WHAT YOU HAVE TO DO: Transcribe every line exactly and omit anything that is a picture.

┌─ DATA EXCERPTS

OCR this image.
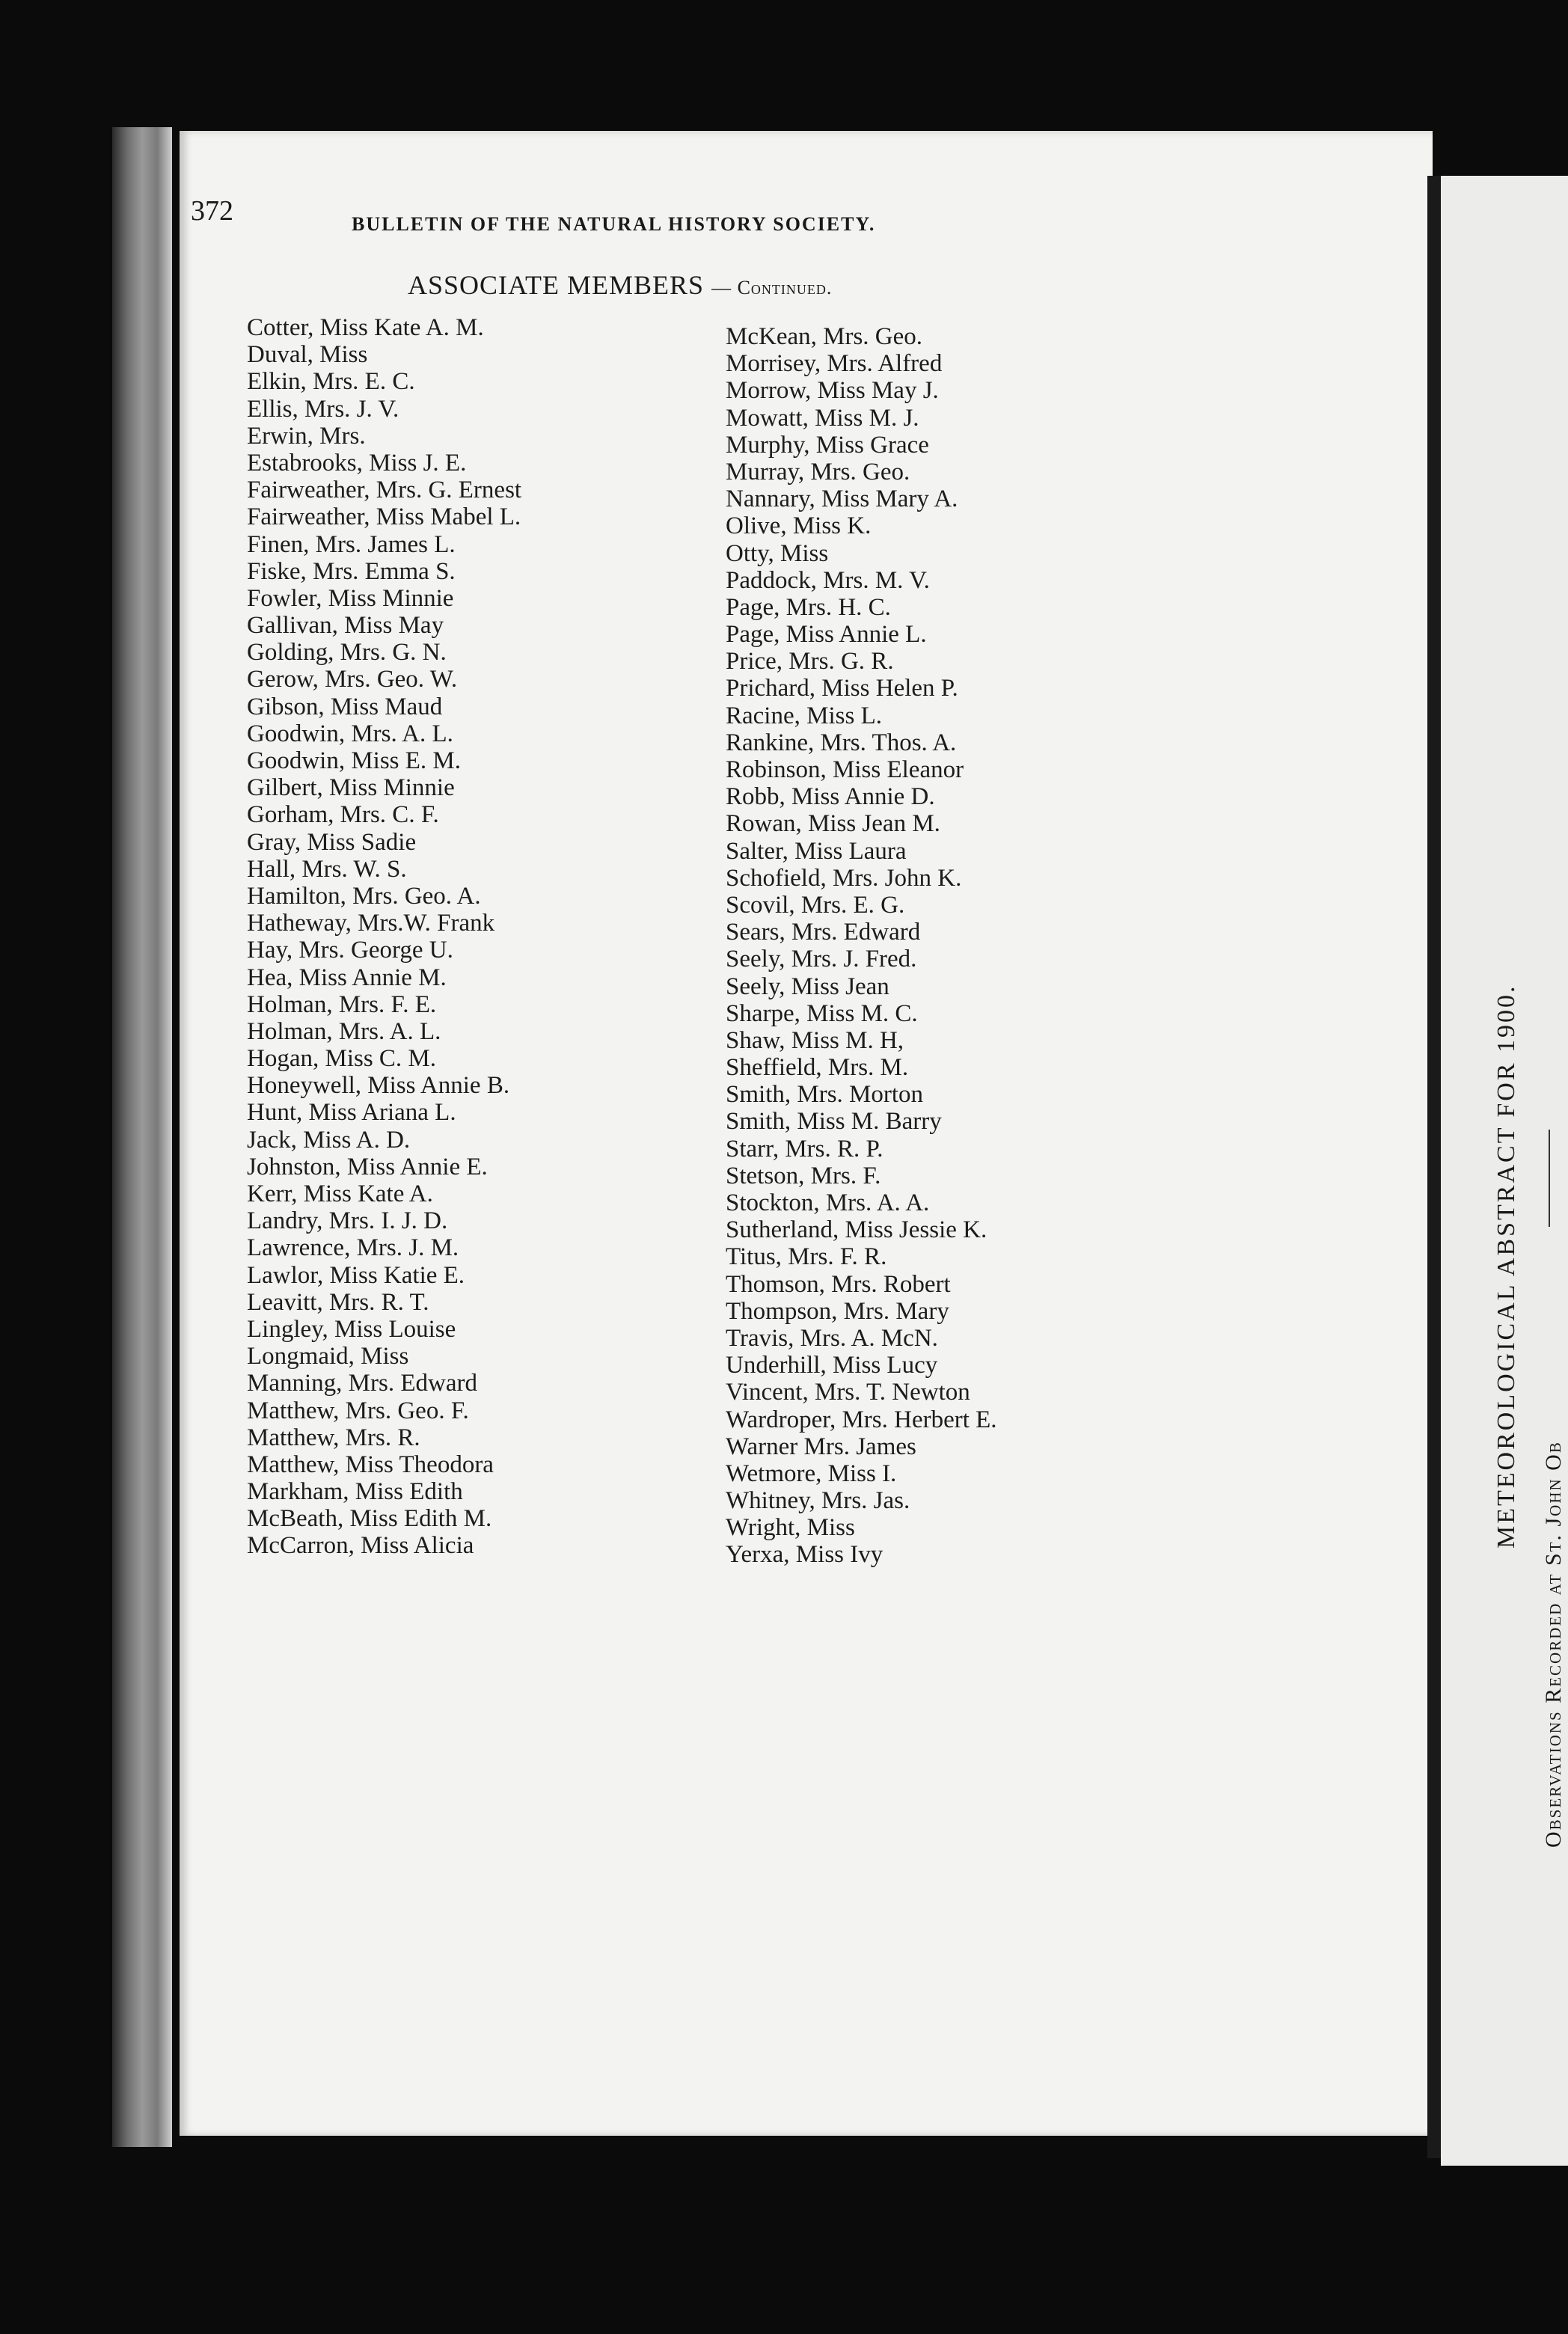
372	BULLETIN OF THE NATURAL HISTORY SOCIETY.
ASSOCIATE MEMBERS — Continued.
Cotter, Miss Kate A. M.
Duval, Miss
Elkin, Mrs. E. C.
Ellis, Mrs. J. V.
Erwin, Mrs.
Estabrooks, Miss J. E.
Fairweather, Mrs. G. Ernest
Fairweather, Miss Mabel L.
Finen, Mrs. James L.
Fiske, Mrs. Emma S.
Fowler, Miss Minnie
Gallivan, Miss May
Golding, Mrs. G. N.
Gerow, Mrs. Geo. W.
Gibson, Miss Maud
Goodwin, Mrs. A. L.
Goodwin, Miss E. M.
Gilbert, Miss Minnie
Gorham, Mrs. C. F.
Gray, Miss Sadie
Hall, Mrs. W. S.
Hamilton, Mrs. Geo. A.
Hatheway, Mrs.W. Frank
Hay, Mrs. George U.
Hea, Miss Annie M.
Holman, Mrs. F. E.
Holman, Mrs. A. L.
Hogan, Miss C. M.
Honeywell, Miss Annie B.
Hunt, Miss Ariana L.
Jack, Miss A. D.
Johnston, Miss Annie E.
Kerr, Miss Kate A.
Landry, Mrs. I. J. D.
Lawrence, Mrs. J. M.
Lawlor, Miss Katie E.
Leavitt, Mrs. R. T.
Lingley, Miss Louise
Longmaid, Miss
Manning, Mrs. Edward
Matthew, Mrs. Geo. F.
Matthew, Mrs. R.
Matthew, Miss Theodora
Markham, Miss Edith
McBeath, Miss Edith M.
McCarron, Miss Alicia
McKean, Mrs. Geo.
Morrisey, Mrs. Alfred
Morrow, Miss May J.
Mowatt, Miss M. J.
Murphy, Miss Grace
Murray, Mrs. Geo.
Nannary, Miss Mary A.
Olive, Miss K.
Otty, Miss
Paddock, Mrs. M. V.
Page, Mrs. H. C.
Page, Miss Annie L.
Price, Mrs. G. R.
Prichard, Miss Helen P.
Racine, Miss L.
Rankine, Mrs. Thos. A.
Robinson, Miss Eleanor
Robb, Miss Annie D.
Rowan, Miss Jean M.
Salter, Miss Laura
Schofield, Mrs. John K.
Scovil, Mrs. E. G.
Sears, Mrs. Edward
Seely, Mrs. J. Fred.
Seely, Miss Jean
Sharpe, Miss M. C.
Shaw, Miss M. H,
Sheffield, Mrs. M.
Smith, Mrs. Morton
Smith, Miss M. Barry
Starr, Mrs. R. P.
Stetson, Mrs. F.
Stockton, Mrs. A. A.
Sutherland, Miss Jessie K.
Titus, Mrs. F. R.
Thomson, Mrs. Robert
Thompson, Mrs. Mary
Travis, Mrs. A. McN.
Underhill, Miss Lucy
Vincent, Mrs. T. Newton
Wardroper, Mrs. Herbert E.
Warner Mrs. James
Wetmore, Miss I.
Whitney, Mrs. Jas.
Wright, Miss
Yerxa, Miss Ivy
METEOROLOGICAL ABSTRACT FOR 1900.
Observations Recorded at St. John Ob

└─

OUTPUT FOR THIS EXERCISE:
OCR this image.
372	BULLETIN OF THE NATURAL HISTORY SOCIETY.
ASSOCIATE MEMBERS — Continued.
Cotter, Miss Kate A. M.
Duval, Miss
Elkin, Mrs. E. C.
Ellis, Mrs. J. V.
Erwin, Mrs.
Estabrooks, Miss J. E.
Fairweather, Mrs. G. Ernest
Fairweather, Miss Mabel L.
Finen, Mrs. James L.
Fiske, Mrs. Emma S.
Fowler, Miss Minnie
Gallivan, Miss May
Golding, Mrs. G. N.
Gerow, Mrs. Geo. W.
Gibson, Miss Maud
Goodwin, Mrs. A. L.
Goodwin, Miss E. M.
Gilbert, Miss Minnie
Gorham, Mrs. C. F.
Gray, Miss Sadie
Hall, Mrs. W. S.
Hamilton, Mrs. Geo. A.
Hatheway, Mrs.W. Frank
Hay, Mrs. George U.
Hea, Miss Annie M.
Holman, Mrs. F. E.
Holman, Mrs. A. L.
Hogan, Miss C. M.
Honeywell, Miss Annie B.
Hunt, Miss Ariana L.
Jack, Miss A. D.
Johnston, Miss Annie E.
Kerr, Miss Kate A.
Landry, Mrs. I. J. D.
Lawrence, Mrs. J. M.
Lawlor, Miss Katie E.
Leavitt, Mrs. R. T.
Lingley, Miss Louise
Longmaid, Miss
Manning, Mrs. Edward
Matthew, Mrs. Geo. F.
Matthew, Mrs. R.
Matthew, Miss Theodora
Markham, Miss Edith
McBeath, Miss Edith M.
McCarron, Miss Alicia
McKean, Mrs. Geo.
Morrisey, Mrs. Alfred
Morrow, Miss May J.
Mowatt, Miss M. J.
Murphy, Miss Grace
Murray, Mrs. Geo.
Nannary, Miss Mary A.
Olive, Miss K.
Otty, Miss
Paddock, Mrs. M. V.
Page, Mrs. H. C.
Page, Miss Annie L.
Price, Mrs. G. R.
Prichard, Miss Helen P.
Racine, Miss L.
Rankine, Mrs. Thos. A.
Robinson, Miss Eleanor
Robb, Miss Annie D.
Rowan, Miss Jean M.
Salter, Miss Laura
Schofield, Mrs. John K.
Scovil, Mrs. E. G.
Sears, Mrs. Edward
Seely, Mrs. J. Fred.
Seely, Miss Jean
Sharpe, Miss M. C.
Shaw, Miss M. H,
Sheffield, Mrs. M.
Smith, Mrs. Morton
Smith, Miss M. Barry
Starr, Mrs. R. P.
Stetson, Mrs. F.
Stockton, Mrs. A. A.
Sutherland, Miss Jessie K.
Titus, Mrs. F. R.
Thomson, Mrs. Robert
Thompson, Mrs. Mary
Travis, Mrs. A. McN.
Underhill, Miss Lucy
Vincent, Mrs. T. Newton
Wardroper, Mrs. Herbert E.
Warner Mrs. James
Wetmore, Miss I.
Whitney, Mrs. Jas.
Wright, Miss
Yerxa, Miss Ivy
METEOROLOGICAL ABSTRACT FOR 1900.
Observations Recorded at St. John Ob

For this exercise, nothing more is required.